What the task asks:
Identify and pull out each line of the entries in which "xlabel" occurs.
>> BEGIN
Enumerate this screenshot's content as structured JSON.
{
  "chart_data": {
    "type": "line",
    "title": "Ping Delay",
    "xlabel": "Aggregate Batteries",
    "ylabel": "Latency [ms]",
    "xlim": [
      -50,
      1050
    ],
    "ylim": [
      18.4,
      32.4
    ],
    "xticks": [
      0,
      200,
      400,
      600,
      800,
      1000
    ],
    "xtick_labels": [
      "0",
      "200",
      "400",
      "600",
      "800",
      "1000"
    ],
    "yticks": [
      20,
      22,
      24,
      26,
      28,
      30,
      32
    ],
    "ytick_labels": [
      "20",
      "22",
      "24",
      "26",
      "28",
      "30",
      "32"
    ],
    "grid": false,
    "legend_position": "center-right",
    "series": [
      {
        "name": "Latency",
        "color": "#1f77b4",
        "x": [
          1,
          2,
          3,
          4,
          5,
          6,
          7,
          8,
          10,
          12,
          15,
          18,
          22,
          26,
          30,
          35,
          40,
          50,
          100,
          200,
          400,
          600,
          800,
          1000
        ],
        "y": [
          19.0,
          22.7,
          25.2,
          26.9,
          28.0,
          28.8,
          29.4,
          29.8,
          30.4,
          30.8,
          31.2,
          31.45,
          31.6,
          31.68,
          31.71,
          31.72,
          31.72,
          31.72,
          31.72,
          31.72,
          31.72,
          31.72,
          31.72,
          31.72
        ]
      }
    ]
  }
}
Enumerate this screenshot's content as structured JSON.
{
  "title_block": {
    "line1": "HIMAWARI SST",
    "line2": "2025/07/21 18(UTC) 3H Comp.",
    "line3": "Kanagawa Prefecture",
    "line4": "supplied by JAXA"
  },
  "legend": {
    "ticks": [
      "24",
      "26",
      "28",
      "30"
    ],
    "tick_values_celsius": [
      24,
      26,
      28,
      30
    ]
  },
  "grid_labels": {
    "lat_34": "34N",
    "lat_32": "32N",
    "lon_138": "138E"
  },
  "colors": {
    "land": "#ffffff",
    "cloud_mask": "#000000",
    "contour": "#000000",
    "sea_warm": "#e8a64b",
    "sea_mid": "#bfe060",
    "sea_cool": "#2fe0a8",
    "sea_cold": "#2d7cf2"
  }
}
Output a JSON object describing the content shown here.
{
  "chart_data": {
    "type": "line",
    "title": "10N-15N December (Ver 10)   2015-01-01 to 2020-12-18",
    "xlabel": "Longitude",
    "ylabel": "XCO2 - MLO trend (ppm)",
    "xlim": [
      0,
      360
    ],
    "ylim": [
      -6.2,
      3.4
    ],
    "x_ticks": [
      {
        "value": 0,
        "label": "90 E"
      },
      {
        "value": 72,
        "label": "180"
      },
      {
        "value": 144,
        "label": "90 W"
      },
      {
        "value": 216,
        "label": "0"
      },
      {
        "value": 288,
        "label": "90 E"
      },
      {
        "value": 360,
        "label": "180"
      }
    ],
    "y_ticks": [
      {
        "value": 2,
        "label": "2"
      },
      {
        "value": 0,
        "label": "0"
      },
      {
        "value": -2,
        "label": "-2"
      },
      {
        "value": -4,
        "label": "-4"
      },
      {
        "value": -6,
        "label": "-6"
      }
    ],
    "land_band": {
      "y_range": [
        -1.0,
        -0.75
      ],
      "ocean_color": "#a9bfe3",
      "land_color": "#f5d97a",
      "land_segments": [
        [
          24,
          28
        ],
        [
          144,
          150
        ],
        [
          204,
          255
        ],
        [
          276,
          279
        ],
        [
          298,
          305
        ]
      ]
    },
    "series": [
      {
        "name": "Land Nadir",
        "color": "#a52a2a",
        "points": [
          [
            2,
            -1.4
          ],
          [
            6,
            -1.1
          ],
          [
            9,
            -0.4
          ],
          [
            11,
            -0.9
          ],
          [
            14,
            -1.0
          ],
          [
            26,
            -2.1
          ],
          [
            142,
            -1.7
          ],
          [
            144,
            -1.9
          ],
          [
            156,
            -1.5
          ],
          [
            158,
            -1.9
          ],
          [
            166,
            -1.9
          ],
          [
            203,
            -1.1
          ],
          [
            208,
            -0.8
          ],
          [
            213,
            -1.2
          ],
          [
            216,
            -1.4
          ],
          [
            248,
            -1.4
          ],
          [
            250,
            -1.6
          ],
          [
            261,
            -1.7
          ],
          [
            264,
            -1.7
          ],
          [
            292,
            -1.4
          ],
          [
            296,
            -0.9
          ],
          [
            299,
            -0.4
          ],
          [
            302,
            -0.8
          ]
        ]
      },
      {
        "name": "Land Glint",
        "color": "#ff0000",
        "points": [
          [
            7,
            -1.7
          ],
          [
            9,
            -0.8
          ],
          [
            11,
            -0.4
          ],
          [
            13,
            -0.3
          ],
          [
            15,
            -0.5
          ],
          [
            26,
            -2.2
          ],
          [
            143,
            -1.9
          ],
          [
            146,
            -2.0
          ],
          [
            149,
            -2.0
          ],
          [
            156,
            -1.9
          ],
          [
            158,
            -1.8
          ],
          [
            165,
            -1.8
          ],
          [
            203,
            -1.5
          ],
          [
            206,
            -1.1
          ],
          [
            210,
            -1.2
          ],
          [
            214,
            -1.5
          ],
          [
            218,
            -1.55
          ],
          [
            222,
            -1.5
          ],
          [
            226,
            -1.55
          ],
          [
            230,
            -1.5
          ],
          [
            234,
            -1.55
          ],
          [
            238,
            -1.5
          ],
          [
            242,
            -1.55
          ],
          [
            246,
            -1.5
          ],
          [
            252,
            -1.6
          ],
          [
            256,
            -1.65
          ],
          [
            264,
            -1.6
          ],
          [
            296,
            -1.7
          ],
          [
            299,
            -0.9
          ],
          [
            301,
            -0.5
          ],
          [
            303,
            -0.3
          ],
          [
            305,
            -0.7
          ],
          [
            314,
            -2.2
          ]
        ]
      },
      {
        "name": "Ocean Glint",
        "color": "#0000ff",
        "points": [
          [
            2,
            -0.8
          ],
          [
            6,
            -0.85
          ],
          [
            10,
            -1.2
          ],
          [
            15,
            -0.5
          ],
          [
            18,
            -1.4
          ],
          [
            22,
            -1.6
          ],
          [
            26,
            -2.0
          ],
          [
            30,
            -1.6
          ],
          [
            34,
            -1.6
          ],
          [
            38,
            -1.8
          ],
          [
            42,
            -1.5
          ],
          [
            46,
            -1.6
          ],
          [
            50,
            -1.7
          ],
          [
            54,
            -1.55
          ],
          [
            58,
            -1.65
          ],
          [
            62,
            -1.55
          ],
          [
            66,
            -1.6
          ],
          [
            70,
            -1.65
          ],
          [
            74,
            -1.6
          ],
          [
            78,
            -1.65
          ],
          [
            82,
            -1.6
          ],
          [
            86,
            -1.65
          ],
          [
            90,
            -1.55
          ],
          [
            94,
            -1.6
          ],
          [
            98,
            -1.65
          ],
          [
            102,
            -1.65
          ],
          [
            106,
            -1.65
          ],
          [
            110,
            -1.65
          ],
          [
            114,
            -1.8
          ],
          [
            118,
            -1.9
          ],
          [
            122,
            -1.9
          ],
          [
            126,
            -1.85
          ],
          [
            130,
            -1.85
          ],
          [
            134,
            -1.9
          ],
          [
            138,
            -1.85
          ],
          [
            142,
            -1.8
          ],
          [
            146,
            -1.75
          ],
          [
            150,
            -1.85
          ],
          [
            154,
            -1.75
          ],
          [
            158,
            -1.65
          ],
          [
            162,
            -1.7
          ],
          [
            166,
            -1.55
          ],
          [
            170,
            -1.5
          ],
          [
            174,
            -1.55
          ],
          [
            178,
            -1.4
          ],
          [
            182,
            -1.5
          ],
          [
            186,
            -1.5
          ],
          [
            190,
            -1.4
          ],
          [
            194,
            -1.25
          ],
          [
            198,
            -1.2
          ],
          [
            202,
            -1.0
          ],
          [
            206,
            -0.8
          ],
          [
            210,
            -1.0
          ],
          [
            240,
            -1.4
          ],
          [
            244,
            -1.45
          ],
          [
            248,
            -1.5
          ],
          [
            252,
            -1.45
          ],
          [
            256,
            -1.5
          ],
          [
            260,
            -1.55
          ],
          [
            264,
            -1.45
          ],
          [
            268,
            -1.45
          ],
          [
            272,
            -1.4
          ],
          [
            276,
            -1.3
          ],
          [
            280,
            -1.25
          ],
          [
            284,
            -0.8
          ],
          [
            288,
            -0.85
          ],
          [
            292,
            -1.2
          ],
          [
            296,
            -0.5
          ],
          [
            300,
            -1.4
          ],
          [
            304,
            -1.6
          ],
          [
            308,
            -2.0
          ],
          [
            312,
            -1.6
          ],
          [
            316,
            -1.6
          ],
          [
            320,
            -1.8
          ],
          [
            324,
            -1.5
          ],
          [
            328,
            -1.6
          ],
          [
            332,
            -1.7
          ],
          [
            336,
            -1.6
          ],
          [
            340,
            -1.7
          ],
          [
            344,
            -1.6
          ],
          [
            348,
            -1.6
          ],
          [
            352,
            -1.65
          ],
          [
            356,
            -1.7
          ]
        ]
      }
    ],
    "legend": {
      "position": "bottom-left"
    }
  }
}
>> END
Result for this task:
    "xlabel": "Aggregate Batteries",
    "xlabel": "Longitude",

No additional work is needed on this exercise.